** Objective **
Pull each line containing "hours" out of the data and copy it.

** Data for this exercise **
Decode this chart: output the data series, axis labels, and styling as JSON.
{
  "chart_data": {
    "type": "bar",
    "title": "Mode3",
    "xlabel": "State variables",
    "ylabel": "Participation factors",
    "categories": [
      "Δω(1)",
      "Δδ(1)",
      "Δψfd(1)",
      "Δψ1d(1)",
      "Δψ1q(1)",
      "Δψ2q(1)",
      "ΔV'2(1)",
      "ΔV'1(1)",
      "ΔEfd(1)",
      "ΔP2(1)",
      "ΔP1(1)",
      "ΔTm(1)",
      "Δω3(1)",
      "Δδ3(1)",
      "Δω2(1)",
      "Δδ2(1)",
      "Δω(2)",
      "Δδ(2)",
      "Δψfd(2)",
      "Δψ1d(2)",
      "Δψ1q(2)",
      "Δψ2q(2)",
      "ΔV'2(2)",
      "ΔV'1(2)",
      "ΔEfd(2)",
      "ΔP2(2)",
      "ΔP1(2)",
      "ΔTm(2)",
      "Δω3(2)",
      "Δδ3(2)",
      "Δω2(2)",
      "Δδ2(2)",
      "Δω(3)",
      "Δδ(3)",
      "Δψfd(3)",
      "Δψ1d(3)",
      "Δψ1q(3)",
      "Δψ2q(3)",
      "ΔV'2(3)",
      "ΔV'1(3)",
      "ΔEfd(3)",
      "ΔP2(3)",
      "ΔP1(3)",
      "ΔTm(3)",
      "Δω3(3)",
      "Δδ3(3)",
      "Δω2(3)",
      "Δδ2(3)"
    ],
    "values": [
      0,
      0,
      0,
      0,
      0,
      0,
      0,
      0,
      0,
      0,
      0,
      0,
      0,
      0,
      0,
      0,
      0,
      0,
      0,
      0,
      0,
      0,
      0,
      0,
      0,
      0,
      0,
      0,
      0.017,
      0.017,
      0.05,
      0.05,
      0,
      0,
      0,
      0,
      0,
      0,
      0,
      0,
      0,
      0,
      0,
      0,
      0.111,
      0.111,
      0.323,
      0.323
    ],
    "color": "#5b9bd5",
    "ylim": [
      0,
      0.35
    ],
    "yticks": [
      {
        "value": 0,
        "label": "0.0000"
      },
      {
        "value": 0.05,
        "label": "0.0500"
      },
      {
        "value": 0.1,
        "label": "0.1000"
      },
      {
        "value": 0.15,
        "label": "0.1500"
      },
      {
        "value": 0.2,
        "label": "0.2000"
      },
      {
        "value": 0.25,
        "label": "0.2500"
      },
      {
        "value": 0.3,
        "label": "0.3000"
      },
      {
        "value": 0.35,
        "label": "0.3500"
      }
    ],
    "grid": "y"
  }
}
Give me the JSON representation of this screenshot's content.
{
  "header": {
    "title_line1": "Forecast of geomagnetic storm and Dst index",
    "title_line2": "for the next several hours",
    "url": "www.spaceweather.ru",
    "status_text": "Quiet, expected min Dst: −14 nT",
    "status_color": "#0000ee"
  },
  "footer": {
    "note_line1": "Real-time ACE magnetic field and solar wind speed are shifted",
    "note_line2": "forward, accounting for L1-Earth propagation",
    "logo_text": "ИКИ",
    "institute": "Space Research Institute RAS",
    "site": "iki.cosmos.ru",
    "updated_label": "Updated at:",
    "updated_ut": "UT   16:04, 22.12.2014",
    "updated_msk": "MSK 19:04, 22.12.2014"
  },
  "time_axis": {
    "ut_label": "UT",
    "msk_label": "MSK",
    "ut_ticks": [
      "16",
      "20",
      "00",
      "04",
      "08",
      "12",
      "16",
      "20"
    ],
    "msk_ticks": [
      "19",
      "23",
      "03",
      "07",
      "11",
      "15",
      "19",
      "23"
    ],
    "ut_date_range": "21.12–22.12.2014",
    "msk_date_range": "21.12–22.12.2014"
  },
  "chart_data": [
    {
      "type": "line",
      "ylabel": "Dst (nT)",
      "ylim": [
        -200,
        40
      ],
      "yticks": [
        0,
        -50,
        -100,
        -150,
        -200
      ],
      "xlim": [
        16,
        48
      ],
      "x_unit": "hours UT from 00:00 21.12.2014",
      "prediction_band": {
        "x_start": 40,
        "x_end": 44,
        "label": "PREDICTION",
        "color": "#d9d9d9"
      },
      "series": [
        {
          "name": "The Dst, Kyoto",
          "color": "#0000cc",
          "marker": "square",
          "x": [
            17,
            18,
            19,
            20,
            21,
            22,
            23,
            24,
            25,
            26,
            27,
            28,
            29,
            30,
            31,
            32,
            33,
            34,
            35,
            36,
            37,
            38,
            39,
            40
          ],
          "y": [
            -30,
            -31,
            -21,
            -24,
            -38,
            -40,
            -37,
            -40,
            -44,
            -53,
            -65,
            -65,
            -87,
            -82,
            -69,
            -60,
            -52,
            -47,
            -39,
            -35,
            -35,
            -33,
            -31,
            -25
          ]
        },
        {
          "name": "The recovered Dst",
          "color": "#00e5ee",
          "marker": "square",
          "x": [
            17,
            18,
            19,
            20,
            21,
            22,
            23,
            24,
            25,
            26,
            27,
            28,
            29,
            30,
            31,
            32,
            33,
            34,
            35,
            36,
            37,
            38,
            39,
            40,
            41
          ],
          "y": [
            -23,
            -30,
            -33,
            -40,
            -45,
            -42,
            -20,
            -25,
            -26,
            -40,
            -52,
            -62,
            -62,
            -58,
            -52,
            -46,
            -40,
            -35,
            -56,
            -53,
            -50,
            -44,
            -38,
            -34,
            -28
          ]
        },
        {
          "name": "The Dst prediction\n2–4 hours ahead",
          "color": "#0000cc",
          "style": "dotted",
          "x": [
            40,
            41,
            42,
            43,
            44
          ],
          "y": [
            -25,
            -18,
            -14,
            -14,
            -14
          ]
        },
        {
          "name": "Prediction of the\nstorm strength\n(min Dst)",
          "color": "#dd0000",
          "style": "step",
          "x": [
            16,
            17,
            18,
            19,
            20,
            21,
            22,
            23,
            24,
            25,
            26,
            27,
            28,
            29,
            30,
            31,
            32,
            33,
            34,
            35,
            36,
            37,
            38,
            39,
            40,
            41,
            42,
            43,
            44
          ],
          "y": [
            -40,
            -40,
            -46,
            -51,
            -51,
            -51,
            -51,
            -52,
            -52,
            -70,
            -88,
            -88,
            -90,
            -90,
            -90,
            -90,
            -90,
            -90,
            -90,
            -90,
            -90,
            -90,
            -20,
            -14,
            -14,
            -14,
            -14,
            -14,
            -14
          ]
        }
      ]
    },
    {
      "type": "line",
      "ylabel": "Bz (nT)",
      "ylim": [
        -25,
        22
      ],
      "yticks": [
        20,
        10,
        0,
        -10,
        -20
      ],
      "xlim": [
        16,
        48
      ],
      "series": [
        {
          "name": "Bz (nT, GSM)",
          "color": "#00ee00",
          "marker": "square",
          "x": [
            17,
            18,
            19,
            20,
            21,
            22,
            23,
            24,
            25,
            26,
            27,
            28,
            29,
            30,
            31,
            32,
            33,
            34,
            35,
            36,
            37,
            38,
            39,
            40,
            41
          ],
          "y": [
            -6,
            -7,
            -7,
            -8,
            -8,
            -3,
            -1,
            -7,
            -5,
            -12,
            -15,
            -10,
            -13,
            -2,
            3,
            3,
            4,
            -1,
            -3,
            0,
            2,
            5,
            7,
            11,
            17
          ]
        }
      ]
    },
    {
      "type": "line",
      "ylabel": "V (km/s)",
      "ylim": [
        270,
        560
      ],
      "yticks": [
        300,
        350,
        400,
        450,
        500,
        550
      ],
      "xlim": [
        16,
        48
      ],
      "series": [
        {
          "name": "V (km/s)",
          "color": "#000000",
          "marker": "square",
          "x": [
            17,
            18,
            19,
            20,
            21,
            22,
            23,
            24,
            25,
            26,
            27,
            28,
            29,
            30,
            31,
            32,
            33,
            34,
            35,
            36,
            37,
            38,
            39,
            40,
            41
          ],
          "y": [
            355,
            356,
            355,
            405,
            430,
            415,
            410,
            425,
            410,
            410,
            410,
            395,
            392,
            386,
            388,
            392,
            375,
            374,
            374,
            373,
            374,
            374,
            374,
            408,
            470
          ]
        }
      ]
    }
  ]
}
---
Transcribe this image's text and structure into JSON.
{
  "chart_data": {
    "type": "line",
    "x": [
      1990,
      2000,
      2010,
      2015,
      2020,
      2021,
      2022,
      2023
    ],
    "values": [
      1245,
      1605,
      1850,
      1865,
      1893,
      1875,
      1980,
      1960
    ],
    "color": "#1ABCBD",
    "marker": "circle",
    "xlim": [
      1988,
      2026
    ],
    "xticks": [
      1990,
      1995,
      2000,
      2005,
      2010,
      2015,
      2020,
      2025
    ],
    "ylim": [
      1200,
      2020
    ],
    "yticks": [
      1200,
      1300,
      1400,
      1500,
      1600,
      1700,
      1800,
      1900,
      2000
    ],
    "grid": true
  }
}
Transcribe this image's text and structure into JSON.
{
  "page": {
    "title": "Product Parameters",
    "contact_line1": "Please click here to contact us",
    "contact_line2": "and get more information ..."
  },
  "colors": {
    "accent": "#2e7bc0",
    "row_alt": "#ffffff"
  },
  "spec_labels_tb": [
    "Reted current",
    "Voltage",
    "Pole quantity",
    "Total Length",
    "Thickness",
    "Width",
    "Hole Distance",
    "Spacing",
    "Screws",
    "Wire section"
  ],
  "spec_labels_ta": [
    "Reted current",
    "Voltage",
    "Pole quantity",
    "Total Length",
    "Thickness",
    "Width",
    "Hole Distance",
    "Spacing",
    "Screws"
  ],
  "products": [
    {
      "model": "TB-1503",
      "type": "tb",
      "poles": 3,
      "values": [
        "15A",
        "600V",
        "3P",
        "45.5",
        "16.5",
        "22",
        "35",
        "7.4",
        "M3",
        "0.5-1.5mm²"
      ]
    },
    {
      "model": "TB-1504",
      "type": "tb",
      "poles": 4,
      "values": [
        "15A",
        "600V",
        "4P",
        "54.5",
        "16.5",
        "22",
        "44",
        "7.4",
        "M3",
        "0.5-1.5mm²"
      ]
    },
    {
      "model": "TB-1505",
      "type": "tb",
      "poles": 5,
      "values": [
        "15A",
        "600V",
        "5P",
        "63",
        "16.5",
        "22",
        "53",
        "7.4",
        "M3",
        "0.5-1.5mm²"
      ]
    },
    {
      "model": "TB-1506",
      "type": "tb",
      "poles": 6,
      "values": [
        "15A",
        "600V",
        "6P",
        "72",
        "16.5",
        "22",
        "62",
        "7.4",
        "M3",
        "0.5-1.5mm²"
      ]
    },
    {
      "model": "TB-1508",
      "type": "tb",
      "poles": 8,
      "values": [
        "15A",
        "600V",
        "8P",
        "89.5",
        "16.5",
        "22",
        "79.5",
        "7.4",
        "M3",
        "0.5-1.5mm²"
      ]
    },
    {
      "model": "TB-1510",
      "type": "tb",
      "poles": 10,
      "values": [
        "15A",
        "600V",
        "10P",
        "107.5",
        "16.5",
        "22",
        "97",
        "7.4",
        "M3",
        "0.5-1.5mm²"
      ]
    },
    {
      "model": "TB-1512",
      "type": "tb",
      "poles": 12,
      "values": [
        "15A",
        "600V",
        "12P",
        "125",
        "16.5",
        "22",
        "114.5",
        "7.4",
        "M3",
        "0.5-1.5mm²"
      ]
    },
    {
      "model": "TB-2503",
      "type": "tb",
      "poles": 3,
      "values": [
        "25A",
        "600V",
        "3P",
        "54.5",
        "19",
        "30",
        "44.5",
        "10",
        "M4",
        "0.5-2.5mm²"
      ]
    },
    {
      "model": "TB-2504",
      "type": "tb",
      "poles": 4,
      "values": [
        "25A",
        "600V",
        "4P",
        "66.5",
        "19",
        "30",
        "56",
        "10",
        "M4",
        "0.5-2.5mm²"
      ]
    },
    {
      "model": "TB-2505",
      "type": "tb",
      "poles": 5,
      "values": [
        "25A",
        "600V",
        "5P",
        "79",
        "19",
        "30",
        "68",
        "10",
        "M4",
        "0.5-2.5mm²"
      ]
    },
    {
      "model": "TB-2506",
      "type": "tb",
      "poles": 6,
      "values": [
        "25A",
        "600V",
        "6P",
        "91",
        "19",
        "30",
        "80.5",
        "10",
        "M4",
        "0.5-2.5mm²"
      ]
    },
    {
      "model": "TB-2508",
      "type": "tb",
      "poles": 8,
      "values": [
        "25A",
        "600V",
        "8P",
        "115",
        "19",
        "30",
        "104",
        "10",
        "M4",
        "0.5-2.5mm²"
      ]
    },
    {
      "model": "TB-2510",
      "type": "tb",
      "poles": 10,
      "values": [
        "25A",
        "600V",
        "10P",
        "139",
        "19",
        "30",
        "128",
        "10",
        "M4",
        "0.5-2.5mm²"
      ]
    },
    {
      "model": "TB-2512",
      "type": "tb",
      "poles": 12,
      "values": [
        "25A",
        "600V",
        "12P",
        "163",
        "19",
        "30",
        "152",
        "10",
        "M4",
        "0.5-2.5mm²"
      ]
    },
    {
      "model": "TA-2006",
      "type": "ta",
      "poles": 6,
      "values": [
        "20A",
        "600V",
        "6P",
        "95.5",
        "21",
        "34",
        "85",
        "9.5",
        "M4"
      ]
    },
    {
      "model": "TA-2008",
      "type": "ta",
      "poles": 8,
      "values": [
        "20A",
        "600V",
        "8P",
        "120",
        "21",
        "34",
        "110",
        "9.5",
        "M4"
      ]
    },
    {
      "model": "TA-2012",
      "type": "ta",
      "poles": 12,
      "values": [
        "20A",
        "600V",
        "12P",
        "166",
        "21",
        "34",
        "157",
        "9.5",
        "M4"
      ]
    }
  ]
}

** Final result **
    "title_line2": "for the next several hours",
      "x_unit": "hours UT from 00:00 21.12.2014",
          "name": "The Dst prediction\n2–4 hours ahead",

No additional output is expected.